▸ INPUT MATERIAL:
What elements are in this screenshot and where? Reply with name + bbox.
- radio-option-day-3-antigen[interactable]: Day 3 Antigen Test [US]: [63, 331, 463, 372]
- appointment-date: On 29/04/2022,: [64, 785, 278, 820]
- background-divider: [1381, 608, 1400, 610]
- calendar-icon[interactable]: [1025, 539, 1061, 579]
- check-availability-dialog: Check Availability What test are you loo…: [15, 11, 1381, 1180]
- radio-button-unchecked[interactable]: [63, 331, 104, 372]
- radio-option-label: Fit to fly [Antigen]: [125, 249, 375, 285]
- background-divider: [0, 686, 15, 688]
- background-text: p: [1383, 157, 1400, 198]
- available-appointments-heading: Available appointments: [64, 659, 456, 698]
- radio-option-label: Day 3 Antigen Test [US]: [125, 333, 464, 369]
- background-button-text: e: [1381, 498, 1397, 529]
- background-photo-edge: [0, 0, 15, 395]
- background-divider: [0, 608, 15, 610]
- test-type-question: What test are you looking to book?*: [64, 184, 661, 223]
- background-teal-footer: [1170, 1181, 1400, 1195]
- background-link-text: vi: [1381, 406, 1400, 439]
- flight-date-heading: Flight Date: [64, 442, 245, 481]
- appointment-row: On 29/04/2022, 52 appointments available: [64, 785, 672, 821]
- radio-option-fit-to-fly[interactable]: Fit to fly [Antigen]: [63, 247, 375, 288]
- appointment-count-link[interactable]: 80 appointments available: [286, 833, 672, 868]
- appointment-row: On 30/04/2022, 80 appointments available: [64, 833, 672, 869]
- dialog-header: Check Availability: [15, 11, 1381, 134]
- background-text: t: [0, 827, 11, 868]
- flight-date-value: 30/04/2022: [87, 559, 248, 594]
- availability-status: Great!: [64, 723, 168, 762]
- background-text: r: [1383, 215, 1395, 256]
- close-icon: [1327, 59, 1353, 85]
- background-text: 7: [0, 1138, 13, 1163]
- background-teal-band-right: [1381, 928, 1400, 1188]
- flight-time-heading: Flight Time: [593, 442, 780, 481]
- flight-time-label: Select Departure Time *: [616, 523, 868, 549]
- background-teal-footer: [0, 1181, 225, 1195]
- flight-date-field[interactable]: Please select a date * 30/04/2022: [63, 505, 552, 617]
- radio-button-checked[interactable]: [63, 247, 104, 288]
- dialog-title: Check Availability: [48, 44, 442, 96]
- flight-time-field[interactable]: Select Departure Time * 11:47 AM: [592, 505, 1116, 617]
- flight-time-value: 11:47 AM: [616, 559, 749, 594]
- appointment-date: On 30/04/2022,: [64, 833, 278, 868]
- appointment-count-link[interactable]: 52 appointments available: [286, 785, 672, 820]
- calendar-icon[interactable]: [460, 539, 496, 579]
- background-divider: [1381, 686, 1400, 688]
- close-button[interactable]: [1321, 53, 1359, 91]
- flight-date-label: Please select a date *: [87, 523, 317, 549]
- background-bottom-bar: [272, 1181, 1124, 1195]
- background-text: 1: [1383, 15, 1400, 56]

▸ PROMPT:
Reproduce every line of the data above verbatim, without altering any character.

▸ WRITTEN SOLUTION:
What elements are in this screenshot and where? Reply with name + bbox.
- radio-option-day-3-antigen[interactable]: Day 3 Antigen Test [US]: [63, 331, 463, 372]
- appointment-date: On 29/04/2022,: [64, 785, 278, 820]
- background-divider: [1381, 608, 1400, 610]
- calendar-icon[interactable]: [1025, 539, 1061, 579]
- check-availability-dialog: Check Availability What test are you loo…: [15, 11, 1381, 1180]
- radio-button-unchecked[interactable]: [63, 331, 104, 372]
- radio-option-label: Fit to fly [Antigen]: [125, 249, 375, 285]
- background-divider: [0, 686, 15, 688]
- background-text: p: [1383, 157, 1400, 198]
- available-appointments-heading: Available appointments: [64, 659, 456, 698]
- radio-option-label: Day 3 Antigen Test [US]: [125, 333, 464, 369]
- background-button-text: e: [1381, 498, 1397, 529]
- background-photo-edge: [0, 0, 15, 395]
- background-divider: [0, 608, 15, 610]
- test-type-question: What test are you looking to book?*: [64, 184, 661, 223]
- background-teal-footer: [1170, 1181, 1400, 1195]
- background-link-text: vi: [1381, 406, 1400, 439]
- flight-date-heading: Flight Date: [64, 442, 245, 481]
- appointment-row: On 29/04/2022, 52 appointments available: [64, 785, 672, 821]
- radio-option-fit-to-fly[interactable]: Fit to fly [Antigen]: [63, 247, 375, 288]
- appointment-count-link[interactable]: 80 appointments available: [286, 833, 672, 868]
- appointment-row: On 30/04/2022, 80 appointments available: [64, 833, 672, 869]
- dialog-header: Check Availability: [15, 11, 1381, 134]
- background-text: t: [0, 827, 11, 868]
- flight-date-value: 30/04/2022: [87, 559, 248, 594]
- availability-status: Great!: [64, 723, 168, 762]
- background-text: r: [1383, 215, 1395, 256]
- close-icon: [1327, 59, 1353, 85]
- background-text: 7: [0, 1138, 13, 1163]
- background-teal-band-right: [1381, 928, 1400, 1188]
- flight-time-heading: Flight Time: [593, 442, 780, 481]
- flight-time-label: Select Departure Time *: [616, 523, 868, 549]
- background-teal-footer: [0, 1181, 225, 1195]
- flight-date-field[interactable]: Please select a date * 30/04/2022: [63, 505, 552, 617]
- radio-button-checked[interactable]: [63, 247, 104, 288]
- dialog-title: Check Availability: [48, 44, 442, 96]
- flight-time-field[interactable]: Select Departure Time * 11:47 AM: [592, 505, 1116, 617]
- flight-time-value: 11:47 AM: [616, 559, 749, 594]
- appointment-date: On 30/04/2022,: [64, 833, 278, 868]
- appointment-count-link[interactable]: 52 appointments available: [286, 785, 672, 820]
- calendar-icon[interactable]: [460, 539, 496, 579]
- background-divider: [1381, 686, 1400, 688]
- close-button[interactable]: [1321, 53, 1359, 91]
- flight-date-label: Please select a date *: [87, 523, 317, 549]
- background-bottom-bar: [272, 1181, 1124, 1195]
- background-text: 1: [1383, 15, 1400, 56]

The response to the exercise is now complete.